▶ **The exercise**: All of the records below must be output exactly, with no pictures carried over.
===== Supplied entries
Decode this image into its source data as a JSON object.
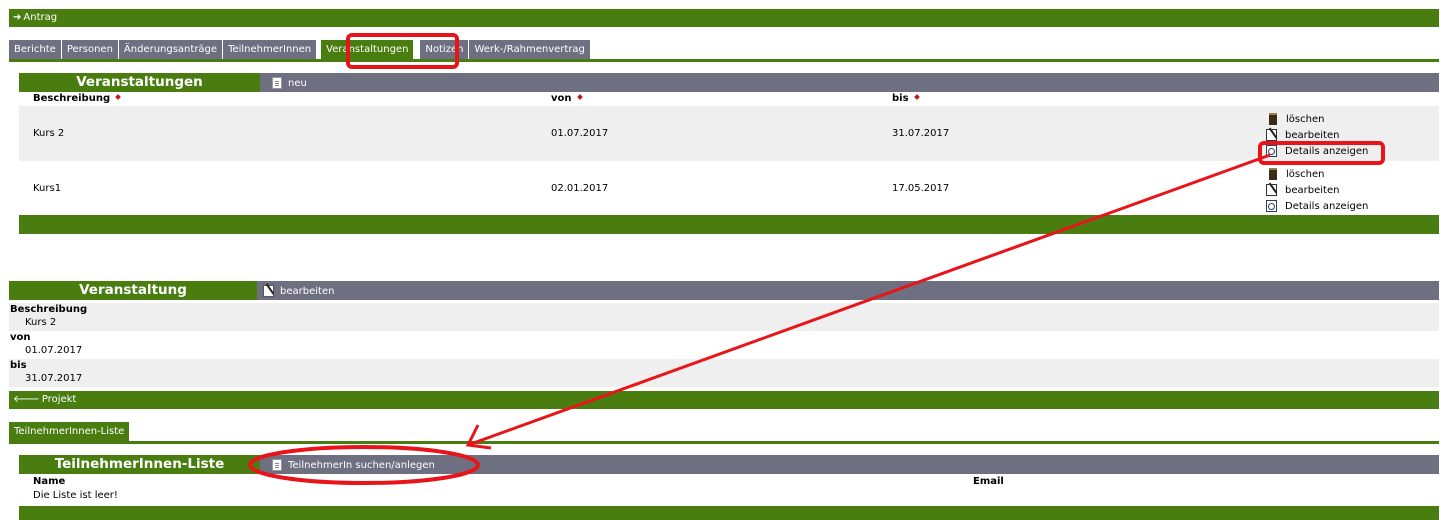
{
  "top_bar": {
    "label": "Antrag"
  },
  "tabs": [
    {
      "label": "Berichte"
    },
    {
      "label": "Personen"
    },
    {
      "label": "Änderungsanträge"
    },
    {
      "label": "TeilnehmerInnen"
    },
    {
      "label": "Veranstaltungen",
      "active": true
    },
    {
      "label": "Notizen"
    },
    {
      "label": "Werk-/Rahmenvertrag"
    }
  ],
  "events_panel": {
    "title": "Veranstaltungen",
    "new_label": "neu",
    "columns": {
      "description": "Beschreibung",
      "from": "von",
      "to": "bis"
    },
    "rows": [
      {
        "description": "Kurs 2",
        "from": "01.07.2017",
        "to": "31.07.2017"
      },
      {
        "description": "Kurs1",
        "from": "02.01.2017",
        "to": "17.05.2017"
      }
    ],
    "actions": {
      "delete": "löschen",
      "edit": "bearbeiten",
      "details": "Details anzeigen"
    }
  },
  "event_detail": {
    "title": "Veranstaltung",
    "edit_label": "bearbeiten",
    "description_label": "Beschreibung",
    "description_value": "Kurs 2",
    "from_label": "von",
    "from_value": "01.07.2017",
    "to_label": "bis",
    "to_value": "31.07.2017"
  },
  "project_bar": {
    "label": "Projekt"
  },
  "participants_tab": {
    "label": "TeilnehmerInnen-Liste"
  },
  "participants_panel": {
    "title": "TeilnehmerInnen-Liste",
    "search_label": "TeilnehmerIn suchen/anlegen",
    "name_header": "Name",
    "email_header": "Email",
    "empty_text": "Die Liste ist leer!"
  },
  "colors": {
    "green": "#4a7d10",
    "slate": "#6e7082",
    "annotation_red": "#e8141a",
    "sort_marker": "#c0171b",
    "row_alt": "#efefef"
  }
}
==========
▶ **Answer to this problem**:
Decode this image into its source data as a JSON object.
{
  "top_bar": {
    "label": "Antrag"
  },
  "tabs": [
    {
      "label": "Berichte"
    },
    {
      "label": "Personen"
    },
    {
      "label": "Änderungsanträge"
    },
    {
      "label": "TeilnehmerInnen"
    },
    {
      "label": "Veranstaltungen",
      "active": true
    },
    {
      "label": "Notizen"
    },
    {
      "label": "Werk-/Rahmenvertrag"
    }
  ],
  "events_panel": {
    "title": "Veranstaltungen",
    "new_label": "neu",
    "columns": {
      "description": "Beschreibung",
      "from": "von",
      "to": "bis"
    },
    "rows": [
      {
        "description": "Kurs 2",
        "from": "01.07.2017",
        "to": "31.07.2017"
      },
      {
        "description": "Kurs1",
        "from": "02.01.2017",
        "to": "17.05.2017"
      }
    ],
    "actions": {
      "delete": "löschen",
      "edit": "bearbeiten",
      "details": "Details anzeigen"
    }
  },
  "event_detail": {
    "title": "Veranstaltung",
    "edit_label": "bearbeiten",
    "description_label": "Beschreibung",
    "description_value": "Kurs 2",
    "from_label": "von",
    "from_value": "01.07.2017",
    "to_label": "bis",
    "to_value": "31.07.2017"
  },
  "project_bar": {
    "label": "Projekt"
  },
  "participants_tab": {
    "label": "TeilnehmerInnen-Liste"
  },
  "participants_panel": {
    "title": "TeilnehmerInnen-Liste",
    "search_label": "TeilnehmerIn suchen/anlegen",
    "name_header": "Name",
    "email_header": "Email",
    "empty_text": "Die Liste ist leer!"
  },
  "colors": {
    "green": "#4a7d10",
    "slate": "#6e7082",
    "annotation_red": "#e8141a",
    "sort_marker": "#c0171b",
    "row_alt": "#efefef"
  }
}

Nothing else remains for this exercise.